[Problem statement]
Determine the number of lines that contain the word "Forms", then state that number and nothing more.

[Raw records]
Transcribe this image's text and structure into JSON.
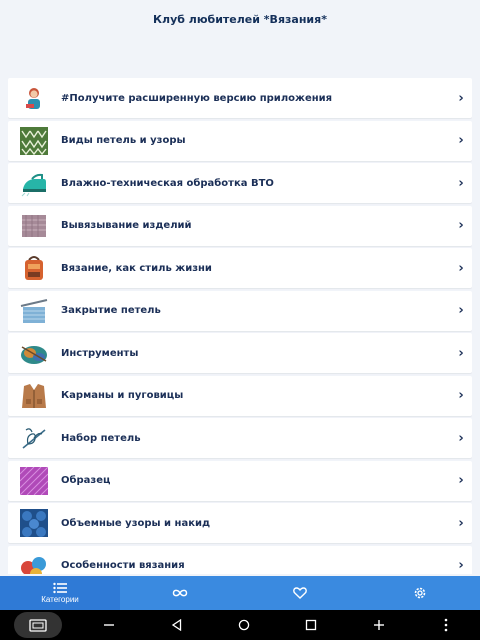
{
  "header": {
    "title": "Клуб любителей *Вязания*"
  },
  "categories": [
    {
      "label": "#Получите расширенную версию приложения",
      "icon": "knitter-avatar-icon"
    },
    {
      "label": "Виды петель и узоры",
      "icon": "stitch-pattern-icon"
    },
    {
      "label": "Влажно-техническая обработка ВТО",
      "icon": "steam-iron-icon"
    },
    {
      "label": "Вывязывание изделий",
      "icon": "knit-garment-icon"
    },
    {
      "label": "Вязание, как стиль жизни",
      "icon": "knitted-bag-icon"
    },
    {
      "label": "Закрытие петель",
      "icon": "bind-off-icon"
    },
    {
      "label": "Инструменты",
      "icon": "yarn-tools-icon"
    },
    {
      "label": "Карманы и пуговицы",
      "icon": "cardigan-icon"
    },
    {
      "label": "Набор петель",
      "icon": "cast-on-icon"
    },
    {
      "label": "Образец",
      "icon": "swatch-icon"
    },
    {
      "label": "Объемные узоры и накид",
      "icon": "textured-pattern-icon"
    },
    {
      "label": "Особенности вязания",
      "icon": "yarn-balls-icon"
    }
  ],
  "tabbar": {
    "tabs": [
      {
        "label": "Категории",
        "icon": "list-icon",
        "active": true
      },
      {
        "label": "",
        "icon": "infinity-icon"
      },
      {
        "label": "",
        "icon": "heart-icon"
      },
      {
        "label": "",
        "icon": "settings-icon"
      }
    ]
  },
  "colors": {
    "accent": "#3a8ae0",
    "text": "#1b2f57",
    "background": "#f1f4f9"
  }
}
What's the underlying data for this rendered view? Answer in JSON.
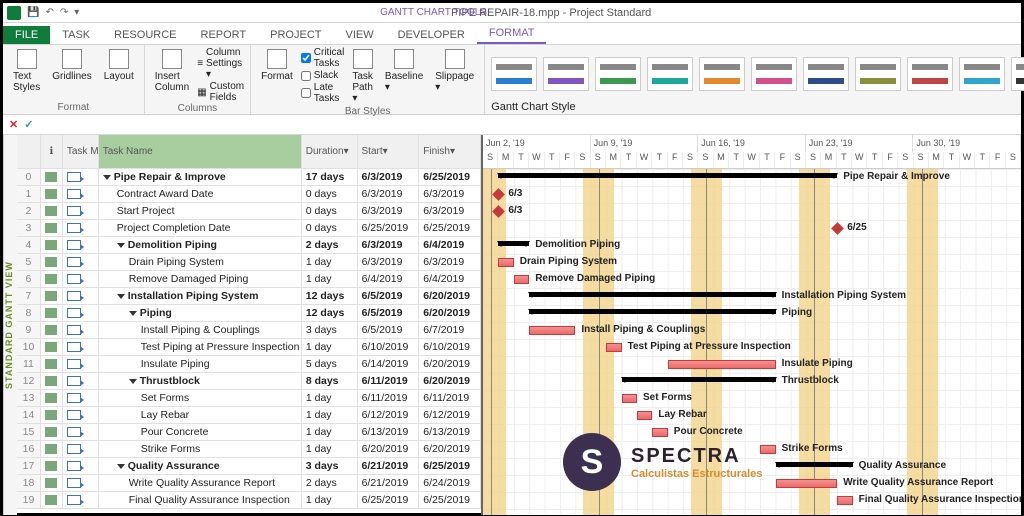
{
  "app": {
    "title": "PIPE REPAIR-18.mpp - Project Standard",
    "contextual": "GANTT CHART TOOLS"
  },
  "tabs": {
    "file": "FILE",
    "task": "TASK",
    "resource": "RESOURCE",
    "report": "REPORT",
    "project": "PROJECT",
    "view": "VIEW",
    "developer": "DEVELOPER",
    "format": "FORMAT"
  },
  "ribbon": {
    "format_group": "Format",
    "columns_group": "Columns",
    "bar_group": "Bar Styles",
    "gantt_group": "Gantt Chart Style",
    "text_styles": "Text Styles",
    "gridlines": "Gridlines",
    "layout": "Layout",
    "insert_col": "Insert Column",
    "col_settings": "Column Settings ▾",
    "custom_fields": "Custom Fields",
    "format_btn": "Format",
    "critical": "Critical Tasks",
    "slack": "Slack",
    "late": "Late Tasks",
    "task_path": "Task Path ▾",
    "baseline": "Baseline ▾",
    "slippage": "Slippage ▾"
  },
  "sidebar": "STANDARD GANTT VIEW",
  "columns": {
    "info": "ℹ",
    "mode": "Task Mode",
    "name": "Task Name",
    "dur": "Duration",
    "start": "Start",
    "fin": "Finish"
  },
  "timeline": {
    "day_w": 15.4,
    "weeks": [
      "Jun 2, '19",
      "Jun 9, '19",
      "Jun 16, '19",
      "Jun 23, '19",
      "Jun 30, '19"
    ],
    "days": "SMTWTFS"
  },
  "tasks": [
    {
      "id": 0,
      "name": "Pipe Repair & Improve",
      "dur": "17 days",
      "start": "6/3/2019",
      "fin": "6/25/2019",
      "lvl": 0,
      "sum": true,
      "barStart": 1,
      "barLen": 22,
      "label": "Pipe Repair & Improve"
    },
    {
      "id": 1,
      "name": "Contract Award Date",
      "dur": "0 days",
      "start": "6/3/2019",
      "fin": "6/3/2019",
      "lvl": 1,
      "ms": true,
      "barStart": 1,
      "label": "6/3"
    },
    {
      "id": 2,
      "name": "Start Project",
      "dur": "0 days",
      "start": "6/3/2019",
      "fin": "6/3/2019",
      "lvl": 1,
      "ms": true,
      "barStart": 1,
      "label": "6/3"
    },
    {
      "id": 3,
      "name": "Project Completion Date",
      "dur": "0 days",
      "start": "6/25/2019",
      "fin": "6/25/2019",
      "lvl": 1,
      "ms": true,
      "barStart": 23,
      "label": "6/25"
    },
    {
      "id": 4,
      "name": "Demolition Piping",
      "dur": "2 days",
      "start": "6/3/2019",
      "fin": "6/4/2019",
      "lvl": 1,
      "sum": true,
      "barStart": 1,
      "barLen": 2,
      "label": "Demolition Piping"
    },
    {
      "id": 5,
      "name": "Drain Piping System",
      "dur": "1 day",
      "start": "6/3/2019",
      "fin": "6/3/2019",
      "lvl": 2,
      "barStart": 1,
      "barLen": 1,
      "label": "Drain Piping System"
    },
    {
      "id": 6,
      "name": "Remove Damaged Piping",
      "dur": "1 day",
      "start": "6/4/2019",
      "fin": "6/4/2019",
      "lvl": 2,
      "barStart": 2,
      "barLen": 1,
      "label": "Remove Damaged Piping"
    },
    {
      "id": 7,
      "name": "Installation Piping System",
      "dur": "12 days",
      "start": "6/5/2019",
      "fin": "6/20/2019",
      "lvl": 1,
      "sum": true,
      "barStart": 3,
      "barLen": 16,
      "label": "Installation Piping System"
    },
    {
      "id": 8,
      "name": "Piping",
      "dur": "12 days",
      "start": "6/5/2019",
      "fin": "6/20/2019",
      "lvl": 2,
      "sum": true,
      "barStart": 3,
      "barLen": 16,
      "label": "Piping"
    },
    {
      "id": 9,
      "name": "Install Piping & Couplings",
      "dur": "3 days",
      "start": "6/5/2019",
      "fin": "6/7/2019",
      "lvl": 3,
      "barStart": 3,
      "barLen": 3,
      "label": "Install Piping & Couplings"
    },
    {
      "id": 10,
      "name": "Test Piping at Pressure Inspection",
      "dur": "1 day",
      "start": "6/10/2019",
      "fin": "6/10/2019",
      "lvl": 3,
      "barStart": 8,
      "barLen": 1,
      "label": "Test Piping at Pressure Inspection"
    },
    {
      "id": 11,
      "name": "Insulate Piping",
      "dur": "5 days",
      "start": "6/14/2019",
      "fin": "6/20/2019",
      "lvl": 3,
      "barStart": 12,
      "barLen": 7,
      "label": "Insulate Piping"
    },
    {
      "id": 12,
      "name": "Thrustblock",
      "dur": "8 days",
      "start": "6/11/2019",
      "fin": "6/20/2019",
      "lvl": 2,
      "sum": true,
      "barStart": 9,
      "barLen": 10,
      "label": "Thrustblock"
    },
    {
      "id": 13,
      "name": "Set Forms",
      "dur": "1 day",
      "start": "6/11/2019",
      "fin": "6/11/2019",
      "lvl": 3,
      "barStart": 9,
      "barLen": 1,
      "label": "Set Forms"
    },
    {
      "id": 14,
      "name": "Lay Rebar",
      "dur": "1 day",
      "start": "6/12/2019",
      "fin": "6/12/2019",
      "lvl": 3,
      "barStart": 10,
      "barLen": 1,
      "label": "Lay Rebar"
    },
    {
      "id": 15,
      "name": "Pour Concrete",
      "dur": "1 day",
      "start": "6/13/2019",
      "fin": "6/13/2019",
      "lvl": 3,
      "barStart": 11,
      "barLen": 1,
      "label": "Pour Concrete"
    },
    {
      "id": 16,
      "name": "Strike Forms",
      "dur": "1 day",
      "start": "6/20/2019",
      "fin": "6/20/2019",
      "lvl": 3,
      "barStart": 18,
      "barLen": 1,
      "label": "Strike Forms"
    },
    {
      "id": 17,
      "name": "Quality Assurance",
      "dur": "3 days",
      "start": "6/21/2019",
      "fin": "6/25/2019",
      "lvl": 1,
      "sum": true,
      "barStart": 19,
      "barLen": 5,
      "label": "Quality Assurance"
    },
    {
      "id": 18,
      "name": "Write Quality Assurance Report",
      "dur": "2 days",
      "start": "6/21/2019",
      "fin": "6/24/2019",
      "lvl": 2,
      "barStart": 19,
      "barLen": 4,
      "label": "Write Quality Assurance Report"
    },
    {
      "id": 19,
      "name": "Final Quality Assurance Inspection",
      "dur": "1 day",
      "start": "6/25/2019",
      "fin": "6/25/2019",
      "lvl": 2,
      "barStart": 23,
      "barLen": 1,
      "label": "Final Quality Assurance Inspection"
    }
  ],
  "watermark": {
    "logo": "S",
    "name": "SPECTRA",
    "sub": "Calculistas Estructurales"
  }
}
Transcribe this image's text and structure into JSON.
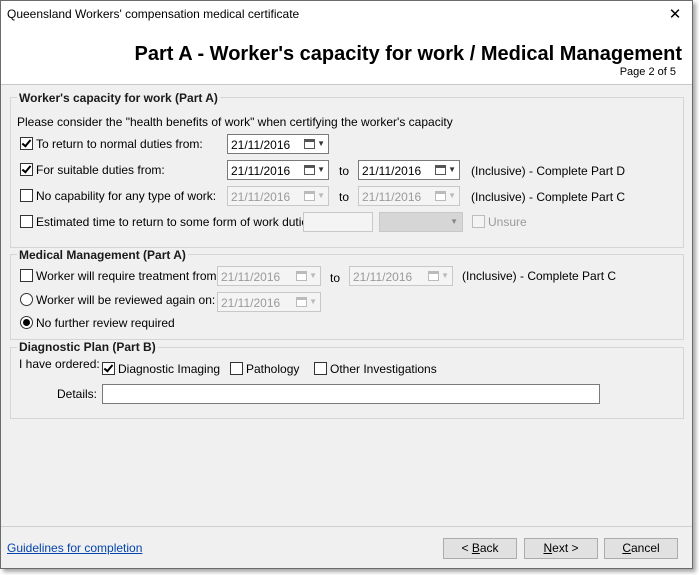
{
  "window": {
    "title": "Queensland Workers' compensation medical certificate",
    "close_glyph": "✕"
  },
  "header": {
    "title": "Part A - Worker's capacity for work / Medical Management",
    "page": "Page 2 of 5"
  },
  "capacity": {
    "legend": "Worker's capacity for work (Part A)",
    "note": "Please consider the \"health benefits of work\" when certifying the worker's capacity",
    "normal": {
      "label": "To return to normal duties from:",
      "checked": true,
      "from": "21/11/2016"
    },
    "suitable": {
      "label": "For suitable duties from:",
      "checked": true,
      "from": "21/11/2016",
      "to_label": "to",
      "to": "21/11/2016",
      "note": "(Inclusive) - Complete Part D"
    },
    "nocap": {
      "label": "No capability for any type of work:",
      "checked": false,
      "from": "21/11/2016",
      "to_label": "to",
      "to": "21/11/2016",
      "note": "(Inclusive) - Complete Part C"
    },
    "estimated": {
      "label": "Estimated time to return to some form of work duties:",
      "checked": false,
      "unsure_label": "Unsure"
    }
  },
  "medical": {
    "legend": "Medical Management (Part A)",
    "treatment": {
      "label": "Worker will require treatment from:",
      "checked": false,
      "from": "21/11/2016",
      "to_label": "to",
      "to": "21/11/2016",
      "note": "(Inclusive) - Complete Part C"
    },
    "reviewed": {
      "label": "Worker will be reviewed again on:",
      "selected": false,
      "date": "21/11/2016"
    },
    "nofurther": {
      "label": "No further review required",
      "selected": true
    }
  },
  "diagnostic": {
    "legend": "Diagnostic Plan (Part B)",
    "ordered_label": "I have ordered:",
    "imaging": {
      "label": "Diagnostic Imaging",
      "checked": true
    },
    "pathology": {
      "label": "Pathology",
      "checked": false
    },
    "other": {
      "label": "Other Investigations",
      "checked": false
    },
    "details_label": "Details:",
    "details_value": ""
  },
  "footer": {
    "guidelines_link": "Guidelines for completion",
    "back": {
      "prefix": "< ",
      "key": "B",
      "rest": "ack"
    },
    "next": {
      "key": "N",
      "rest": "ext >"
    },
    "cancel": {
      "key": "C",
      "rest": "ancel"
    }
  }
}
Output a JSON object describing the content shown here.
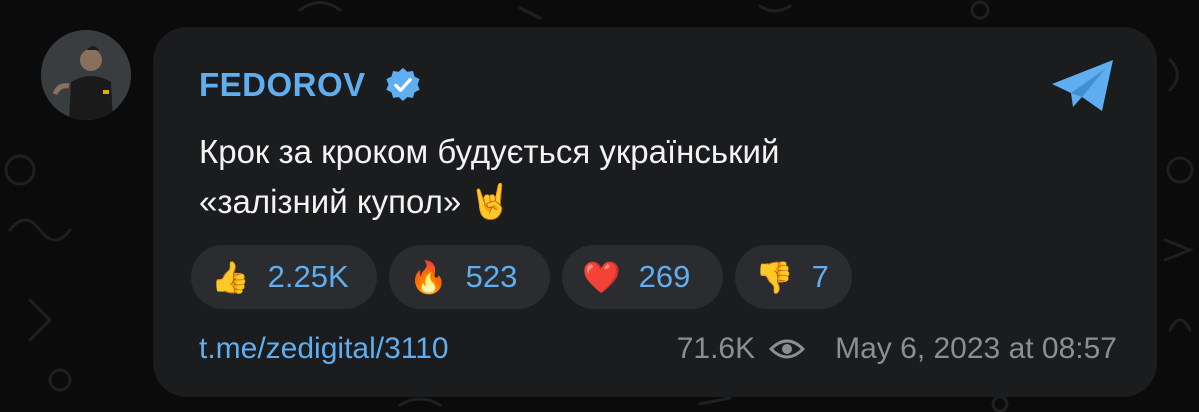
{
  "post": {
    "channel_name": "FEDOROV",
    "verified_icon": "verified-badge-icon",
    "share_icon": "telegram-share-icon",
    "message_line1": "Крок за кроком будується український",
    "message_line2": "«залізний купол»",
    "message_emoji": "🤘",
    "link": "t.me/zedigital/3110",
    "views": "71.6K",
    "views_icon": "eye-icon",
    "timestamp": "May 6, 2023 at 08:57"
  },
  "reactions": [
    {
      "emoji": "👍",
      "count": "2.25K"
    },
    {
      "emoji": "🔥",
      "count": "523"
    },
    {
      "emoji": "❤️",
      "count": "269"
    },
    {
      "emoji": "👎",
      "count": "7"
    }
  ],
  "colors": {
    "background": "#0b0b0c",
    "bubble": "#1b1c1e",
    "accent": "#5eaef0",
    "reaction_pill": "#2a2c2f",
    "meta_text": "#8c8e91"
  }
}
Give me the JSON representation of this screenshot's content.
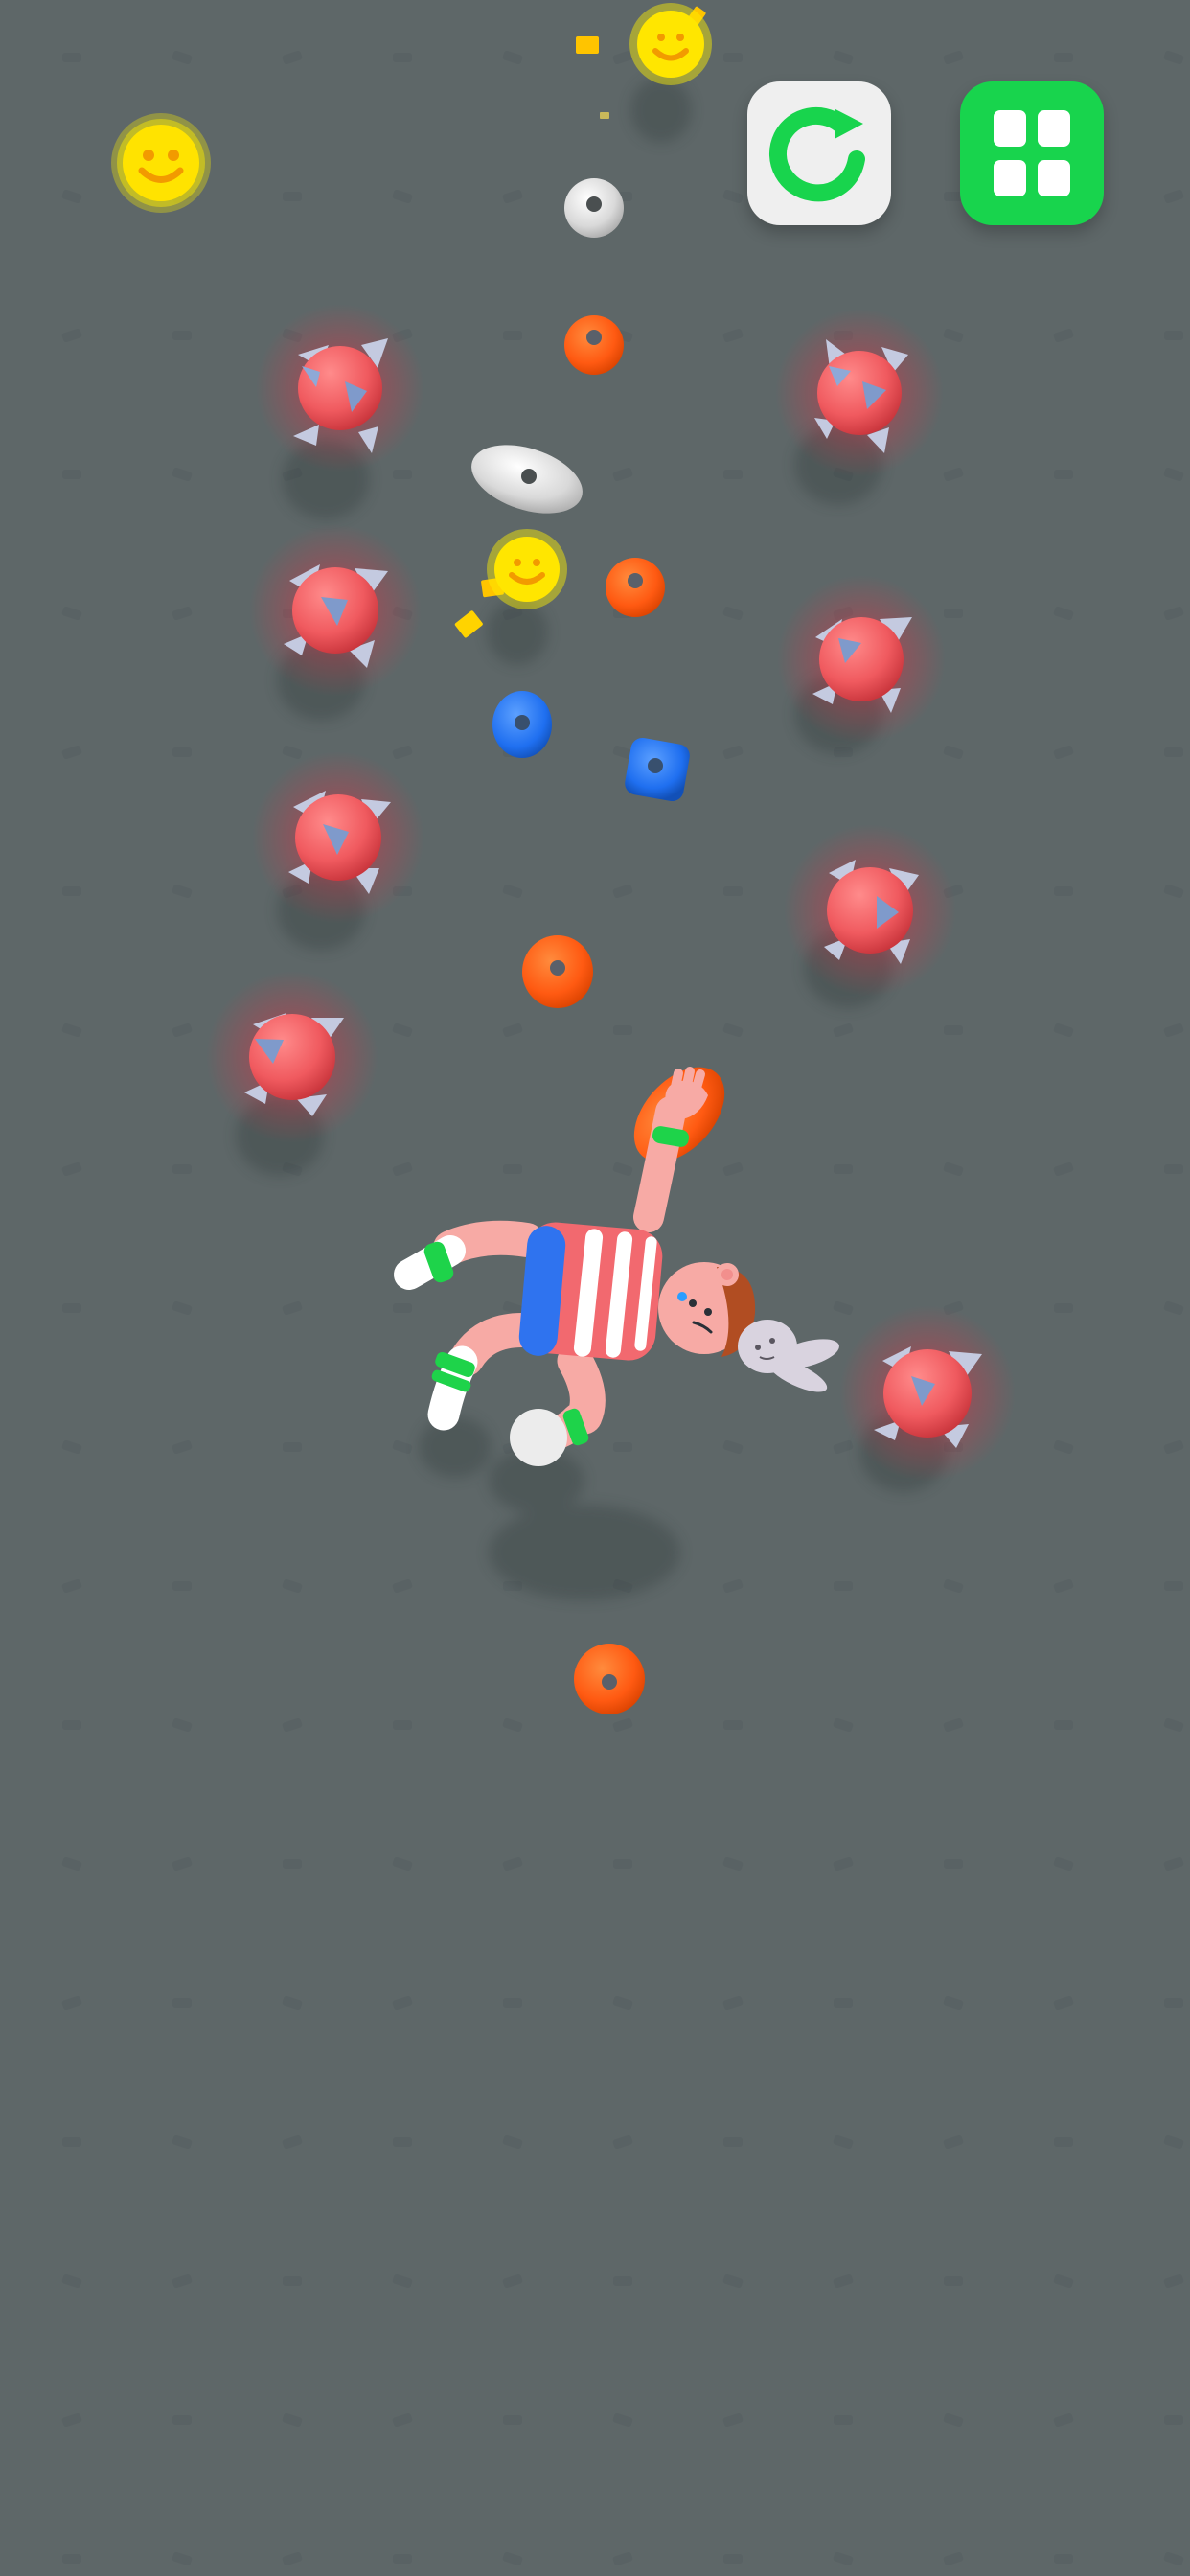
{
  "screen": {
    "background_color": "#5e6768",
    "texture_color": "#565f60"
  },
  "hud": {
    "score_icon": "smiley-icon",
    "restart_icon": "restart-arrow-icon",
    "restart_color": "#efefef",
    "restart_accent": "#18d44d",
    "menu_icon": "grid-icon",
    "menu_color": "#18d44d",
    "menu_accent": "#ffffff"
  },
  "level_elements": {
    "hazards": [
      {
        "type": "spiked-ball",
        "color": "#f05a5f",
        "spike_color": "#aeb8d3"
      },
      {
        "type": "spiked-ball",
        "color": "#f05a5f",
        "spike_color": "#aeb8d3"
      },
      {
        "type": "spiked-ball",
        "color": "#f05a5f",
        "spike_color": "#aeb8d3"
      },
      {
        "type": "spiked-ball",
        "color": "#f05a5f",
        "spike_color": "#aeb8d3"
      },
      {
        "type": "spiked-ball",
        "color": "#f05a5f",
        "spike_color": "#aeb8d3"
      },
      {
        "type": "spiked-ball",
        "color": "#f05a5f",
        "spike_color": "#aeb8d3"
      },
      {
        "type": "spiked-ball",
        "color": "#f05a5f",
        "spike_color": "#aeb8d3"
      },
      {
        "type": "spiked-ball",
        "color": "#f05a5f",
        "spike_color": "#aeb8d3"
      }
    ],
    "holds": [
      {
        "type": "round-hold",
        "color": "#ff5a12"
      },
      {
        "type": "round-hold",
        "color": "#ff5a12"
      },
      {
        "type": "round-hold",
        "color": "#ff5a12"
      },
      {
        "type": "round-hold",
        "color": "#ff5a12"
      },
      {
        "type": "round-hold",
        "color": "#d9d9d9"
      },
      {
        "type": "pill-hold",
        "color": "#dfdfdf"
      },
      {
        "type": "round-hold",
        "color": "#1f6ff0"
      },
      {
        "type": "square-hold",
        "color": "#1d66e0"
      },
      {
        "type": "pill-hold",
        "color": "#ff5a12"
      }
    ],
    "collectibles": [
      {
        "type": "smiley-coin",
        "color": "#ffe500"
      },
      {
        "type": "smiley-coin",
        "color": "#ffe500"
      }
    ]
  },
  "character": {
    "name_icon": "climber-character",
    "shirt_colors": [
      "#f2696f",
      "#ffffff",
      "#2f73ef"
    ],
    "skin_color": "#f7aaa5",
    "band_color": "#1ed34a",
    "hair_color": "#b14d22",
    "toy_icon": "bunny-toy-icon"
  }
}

[Task response]
4